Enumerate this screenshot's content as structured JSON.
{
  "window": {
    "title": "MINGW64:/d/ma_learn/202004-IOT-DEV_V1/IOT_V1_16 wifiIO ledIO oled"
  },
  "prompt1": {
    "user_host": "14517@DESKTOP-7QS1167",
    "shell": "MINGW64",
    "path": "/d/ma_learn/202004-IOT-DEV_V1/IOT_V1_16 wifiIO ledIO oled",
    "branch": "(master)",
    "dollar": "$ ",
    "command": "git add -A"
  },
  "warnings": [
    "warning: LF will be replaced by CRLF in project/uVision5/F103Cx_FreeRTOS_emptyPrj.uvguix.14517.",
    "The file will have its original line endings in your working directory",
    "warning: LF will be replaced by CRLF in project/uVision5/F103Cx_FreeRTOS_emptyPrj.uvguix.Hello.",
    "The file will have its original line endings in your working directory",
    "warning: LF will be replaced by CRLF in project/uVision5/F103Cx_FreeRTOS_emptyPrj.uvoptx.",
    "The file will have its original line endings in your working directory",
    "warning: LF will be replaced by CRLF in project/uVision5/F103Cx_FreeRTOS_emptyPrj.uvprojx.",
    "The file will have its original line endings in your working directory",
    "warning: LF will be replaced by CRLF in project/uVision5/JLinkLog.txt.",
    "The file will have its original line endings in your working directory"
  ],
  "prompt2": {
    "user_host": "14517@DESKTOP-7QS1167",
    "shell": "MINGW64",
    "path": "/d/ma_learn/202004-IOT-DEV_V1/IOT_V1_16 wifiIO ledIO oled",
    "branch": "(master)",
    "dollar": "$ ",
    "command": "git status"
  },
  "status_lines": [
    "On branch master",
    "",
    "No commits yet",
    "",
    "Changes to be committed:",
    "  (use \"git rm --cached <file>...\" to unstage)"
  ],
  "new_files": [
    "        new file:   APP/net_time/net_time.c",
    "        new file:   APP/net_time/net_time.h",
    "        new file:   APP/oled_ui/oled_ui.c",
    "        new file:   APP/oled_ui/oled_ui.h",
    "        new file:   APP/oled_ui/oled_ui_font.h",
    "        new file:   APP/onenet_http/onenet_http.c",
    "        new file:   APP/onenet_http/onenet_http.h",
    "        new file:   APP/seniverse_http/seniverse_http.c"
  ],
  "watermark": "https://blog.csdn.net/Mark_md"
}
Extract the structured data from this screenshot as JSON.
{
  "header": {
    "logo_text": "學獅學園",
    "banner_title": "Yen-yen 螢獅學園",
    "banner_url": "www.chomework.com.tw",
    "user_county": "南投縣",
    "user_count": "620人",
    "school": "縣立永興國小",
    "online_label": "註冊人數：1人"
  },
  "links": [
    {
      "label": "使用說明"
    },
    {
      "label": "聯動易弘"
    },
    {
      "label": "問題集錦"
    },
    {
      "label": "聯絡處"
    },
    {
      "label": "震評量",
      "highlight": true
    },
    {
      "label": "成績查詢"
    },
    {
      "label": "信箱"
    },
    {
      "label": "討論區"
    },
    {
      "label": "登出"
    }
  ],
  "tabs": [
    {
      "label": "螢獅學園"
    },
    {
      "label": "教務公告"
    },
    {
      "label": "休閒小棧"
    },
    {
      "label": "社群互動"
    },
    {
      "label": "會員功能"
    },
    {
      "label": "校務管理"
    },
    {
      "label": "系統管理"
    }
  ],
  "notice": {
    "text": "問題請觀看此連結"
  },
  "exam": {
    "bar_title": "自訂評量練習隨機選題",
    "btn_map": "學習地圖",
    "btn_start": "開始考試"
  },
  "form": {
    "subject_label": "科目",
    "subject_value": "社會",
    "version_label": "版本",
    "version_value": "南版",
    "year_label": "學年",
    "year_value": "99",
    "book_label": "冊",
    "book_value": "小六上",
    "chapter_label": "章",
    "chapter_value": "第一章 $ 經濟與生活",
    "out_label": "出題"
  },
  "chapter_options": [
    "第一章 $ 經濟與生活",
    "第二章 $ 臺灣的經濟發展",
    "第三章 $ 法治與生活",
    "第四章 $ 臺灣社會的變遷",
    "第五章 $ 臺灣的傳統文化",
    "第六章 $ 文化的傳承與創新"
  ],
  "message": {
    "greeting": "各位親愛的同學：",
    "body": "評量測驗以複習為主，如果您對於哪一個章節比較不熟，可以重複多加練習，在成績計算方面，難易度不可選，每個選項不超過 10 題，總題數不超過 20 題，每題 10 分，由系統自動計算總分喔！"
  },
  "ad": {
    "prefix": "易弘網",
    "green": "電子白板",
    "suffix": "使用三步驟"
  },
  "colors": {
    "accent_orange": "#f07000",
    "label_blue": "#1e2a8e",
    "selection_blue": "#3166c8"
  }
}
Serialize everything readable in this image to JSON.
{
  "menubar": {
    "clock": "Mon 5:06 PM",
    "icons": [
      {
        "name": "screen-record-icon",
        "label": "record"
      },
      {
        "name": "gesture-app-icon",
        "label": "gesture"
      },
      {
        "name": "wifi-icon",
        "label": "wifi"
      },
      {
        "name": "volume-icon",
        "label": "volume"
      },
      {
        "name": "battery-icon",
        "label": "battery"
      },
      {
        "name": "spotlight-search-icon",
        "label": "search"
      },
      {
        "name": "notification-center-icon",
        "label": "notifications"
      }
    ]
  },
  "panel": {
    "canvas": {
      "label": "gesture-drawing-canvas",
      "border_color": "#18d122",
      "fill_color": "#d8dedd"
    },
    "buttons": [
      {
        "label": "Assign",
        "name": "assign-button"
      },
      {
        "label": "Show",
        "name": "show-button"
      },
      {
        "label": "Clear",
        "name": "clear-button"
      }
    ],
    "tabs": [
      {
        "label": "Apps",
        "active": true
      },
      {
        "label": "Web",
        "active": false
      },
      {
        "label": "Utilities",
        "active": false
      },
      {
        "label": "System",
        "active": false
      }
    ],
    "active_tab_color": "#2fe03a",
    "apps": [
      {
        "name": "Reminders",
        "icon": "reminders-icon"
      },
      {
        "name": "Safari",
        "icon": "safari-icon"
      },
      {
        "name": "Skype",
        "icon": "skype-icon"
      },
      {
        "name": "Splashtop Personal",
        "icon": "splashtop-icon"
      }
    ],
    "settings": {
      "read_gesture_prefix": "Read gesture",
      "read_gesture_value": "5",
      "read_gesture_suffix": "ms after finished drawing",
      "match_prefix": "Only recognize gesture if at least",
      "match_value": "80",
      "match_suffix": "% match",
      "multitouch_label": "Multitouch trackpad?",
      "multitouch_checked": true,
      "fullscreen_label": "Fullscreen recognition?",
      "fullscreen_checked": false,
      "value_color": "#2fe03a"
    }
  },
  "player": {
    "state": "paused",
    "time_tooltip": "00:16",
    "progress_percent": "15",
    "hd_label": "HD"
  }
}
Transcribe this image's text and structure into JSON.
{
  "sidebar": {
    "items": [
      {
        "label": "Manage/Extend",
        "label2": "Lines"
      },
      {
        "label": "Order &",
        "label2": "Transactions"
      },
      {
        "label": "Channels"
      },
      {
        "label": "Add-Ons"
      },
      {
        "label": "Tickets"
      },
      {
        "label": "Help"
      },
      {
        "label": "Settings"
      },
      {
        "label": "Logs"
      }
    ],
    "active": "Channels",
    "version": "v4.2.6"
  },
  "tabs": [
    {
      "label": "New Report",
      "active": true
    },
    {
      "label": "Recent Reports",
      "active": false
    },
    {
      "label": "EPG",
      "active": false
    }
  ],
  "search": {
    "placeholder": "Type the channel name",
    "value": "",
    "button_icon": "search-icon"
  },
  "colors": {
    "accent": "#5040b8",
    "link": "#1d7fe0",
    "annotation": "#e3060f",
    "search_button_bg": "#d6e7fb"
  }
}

---

▸ **Requirements**
Note each line of the entries that has "image" in it, and copy those lines.

▸ **Reply to the exercise**
Serialize everything readable in this image to JSON.
Transcribe this image's text and structure into JSON.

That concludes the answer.